## Task description
Pictures appear in the records below; write out everything else exactly.
----
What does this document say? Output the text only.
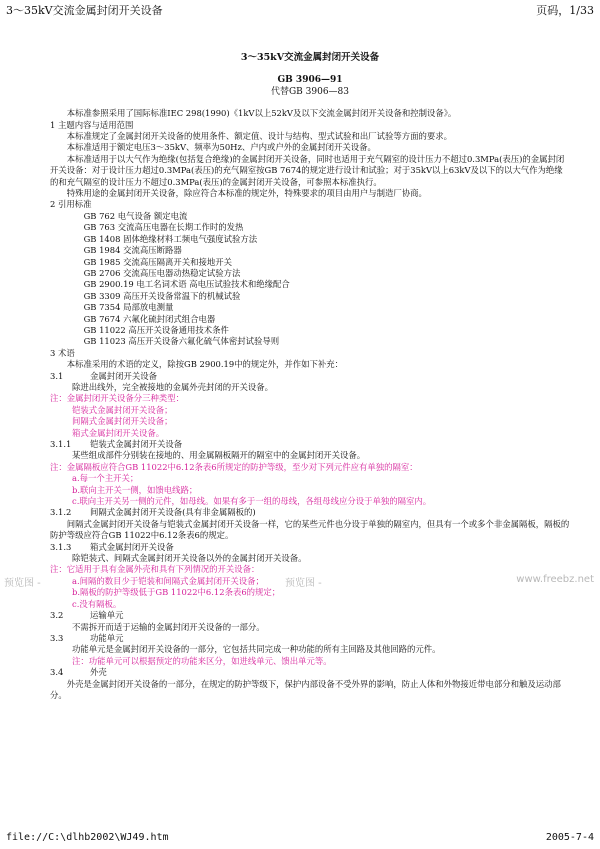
3～35kV交流金属封闭开关设备	页码，1/33

3～35kV交流金属封闭开关设备

GB 3906—91

代替GB 3906—83

本标准参照采用了国际标准IEC 298(1990)《1kV以上52kV及以下交流金属封闭开关设备和控制设备》。

1 主题内容与适用范围

本标准规定了金属封闭开关设备的使用条件、额定值、设计与结构、型式试验和出厂试验等方面的要求。

本标准适用于额定电压3～35kV、频率为50Hz、户内或户外的金属封闭开关设备。

本标准适用于以大气作为绝缘(包括复合绝缘)的金属封闭开关设备，同时也适用于充气隔室的设计压力不超过0.3MPa(表压)的金属封闭开关设备：对于设计压力超过0.3MPa(表压)的充气隔室按GB 7674的规定进行设计和试验；对于35kV以上63kV及以下的以大气作为绝缘的和充气隔室的设计压力不超过0.3MPa(表压)的金属封闭开关设备，可参照本标准执行。

特殊用途的金属封闭开关设备，除应符合本标准的规定外，特殊要求的项目由用户与制造厂协商。

2 引用标准

GB 762 电气设备 额定电流

GB 763 交流高压电器在长期工作时的发热

GB 1408 固体绝缘材料工频电气强度试验方法

GB 1984 交流高压断路器

GB 1985 交流高压隔离开关和接地开关

GB 2706 交流高压电器动热稳定试验方法

GB 2900.19 电工名词术语 高电压试验技术和绝缘配合

GB 3309 高压开关设备常温下的机械试验

GB 7354 局部放电测量

GB 7674 六氟化硫封闭式组合电器

GB 11022 高压开关设备通用技术条件

GB 11023 高压开关设备六氟化硫气体密封试验导则

3 术语

本标准采用的术语的定义，除按GB 2900.19中的规定外，并作如下补充：

3.1	金属封闭开关设备

除进出线外，完全被接地的金属外壳封闭的开关设备。

注：金属封闭开关设备分三种类型：

铠装式金属封闭开关设备；

间隔式金属封闭开关设备；

箱式金属封闭开关设备。

3.1.1 铠装式金属封闭开关设备

某些组成部件分别装在接地的、用金属隔板隔开的隔室中的金属封闭开关设备。

注：金属隔板应符合GB 11022中6.12条表6所规定的防护等级，至少对下列元件应有单独的隔室：

a.每一个主开关；

b.联向主开关一侧，如馈电线路；

c.联向主开关另一侧的元件，如母线。如果有多于一组的母线，各组母线应分设于单独的隔室内。

3.1.2 间隔式金属封闭开关设备(具有非金属隔板的)

间隔式金属封闭开关设备与铠装式金属封闭开关设备一样，它的某些元件也分设于单独的隔室内，但具有一个或多个非金属隔板，隔板的防护等级应符合GB 11022中6.12条表6的规定。

3.1.3 箱式金属封闭开关设备

除铠装式、间隔式金属封闭开关设备以外的金属封闭开关设备。

注：它适用于具有金属外壳和具有下列情况的开关设备：

a.间隔的数目少于铠装和间隔式金属封闭开关设备；

b.隔板的防护等级低于GB 11022中6.12条表6的规定；

c.没有隔板。

3.2	运输单元

不需拆开而适于运输的金属封闭开关设备的一部分。

3.3	功能单元

功能单元是金属封闭开关设备的一部分，它包括共同完成一种功能的所有主回路及其他回路的元件。

注：功能单元可以根据预定的功能来区分，如进线单元、馈出单元等。

3.4	外壳

外壳是金属封闭开关设备的一部分，在规定的防护等级下，保护内部设备不受外界的影响，防止人体和外物接近带电部分和触及运动部分。

预览图 -	预览图 -	www.freebz.net
file://C:\dlhb2002\WJ49.htm	2005-7-4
----
## Problem solution
What does this document say? Output the text only.
3～35kV交流金属封闭开关设备	页码，1/33

3～35kV交流金属封闭开关设备

GB 3906—91

代替GB 3906—83

本标准参照采用了国际标准IEC 298(1990)《1kV以上52kV及以下交流金属封闭开关设备和控制设备》。

1 主题内容与适用范围

本标准规定了金属封闭开关设备的使用条件、额定值、设计与结构、型式试验和出厂试验等方面的要求。

本标准适用于额定电压3～35kV、频率为50Hz、户内或户外的金属封闭开关设备。

本标准适用于以大气作为绝缘(包括复合绝缘)的金属封闭开关设备，同时也适用于充气隔室的设计压力不超过0.3MPa(表压)的金属封闭开关设备：对于设计压力超过0.3MPa(表压)的充气隔室按GB 7674的规定进行设计和试验；对于35kV以上63kV及以下的以大气作为绝缘的和充气隔室的设计压力不超过0.3MPa(表压)的金属封闭开关设备，可参照本标准执行。

特殊用途的金属封闭开关设备，除应符合本标准的规定外，特殊要求的项目由用户与制造厂协商。

2 引用标准

GB 762 电气设备 额定电流

GB 763 交流高压电器在长期工作时的发热

GB 1408 固体绝缘材料工频电气强度试验方法

GB 1984 交流高压断路器

GB 1985 交流高压隔离开关和接地开关

GB 2706 交流高压电器动热稳定试验方法

GB 2900.19 电工名词术语 高电压试验技术和绝缘配合

GB 3309 高压开关设备常温下的机械试验

GB 7354 局部放电测量

GB 7674 六氟化硫封闭式组合电器

GB 11022 高压开关设备通用技术条件

GB 11023 高压开关设备六氟化硫气体密封试验导则

3 术语

本标准采用的术语的定义，除按GB 2900.19中的规定外，并作如下补充：

3.1	金属封闭开关设备

除进出线外，完全被接地的金属外壳封闭的开关设备。

注：金属封闭开关设备分三种类型：

铠装式金属封闭开关设备；

间隔式金属封闭开关设备；

箱式金属封闭开关设备。

3.1.1 铠装式金属封闭开关设备

某些组成部件分别装在接地的、用金属隔板隔开的隔室中的金属封闭开关设备。

注：金属隔板应符合GB 11022中6.12条表6所规定的防护等级，至少对下列元件应有单独的隔室：

a.每一个主开关；

b.联向主开关一侧，如馈电线路；

c.联向主开关另一侧的元件，如母线。如果有多于一组的母线，各组母线应分设于单独的隔室内。

3.1.2 间隔式金属封闭开关设备(具有非金属隔板的)

间隔式金属封闭开关设备与铠装式金属封闭开关设备一样，它的某些元件也分设于单独的隔室内，但具有一个或多个非金属隔板，隔板的防护等级应符合GB 11022中6.12条表6的规定。

3.1.3 箱式金属封闭开关设备

除铠装式、间隔式金属封闭开关设备以外的金属封闭开关设备。

注：它适用于具有金属外壳和具有下列情况的开关设备：

a.间隔的数目少于铠装和间隔式金属封闭开关设备；

b.隔板的防护等级低于GB 11022中6.12条表6的规定；

c.没有隔板。

3.2	运输单元

不需拆开而适于运输的金属封闭开关设备的一部分。

3.3	功能单元

功能单元是金属封闭开关设备的一部分，它包括共同完成一种功能的所有主回路及其他回路的元件。

注：功能单元可以根据预定的功能来区分，如进线单元、馈出单元等。

3.4	外壳

外壳是金属封闭开关设备的一部分，在规定的防护等级下，保护内部设备不受外界的影响，防止人体和外物接近带电部分和触及运动部分。

预览图 -	预览图 -	www.freebz.net
file://C:\dlhb2002\WJ49.htm	2005-7-4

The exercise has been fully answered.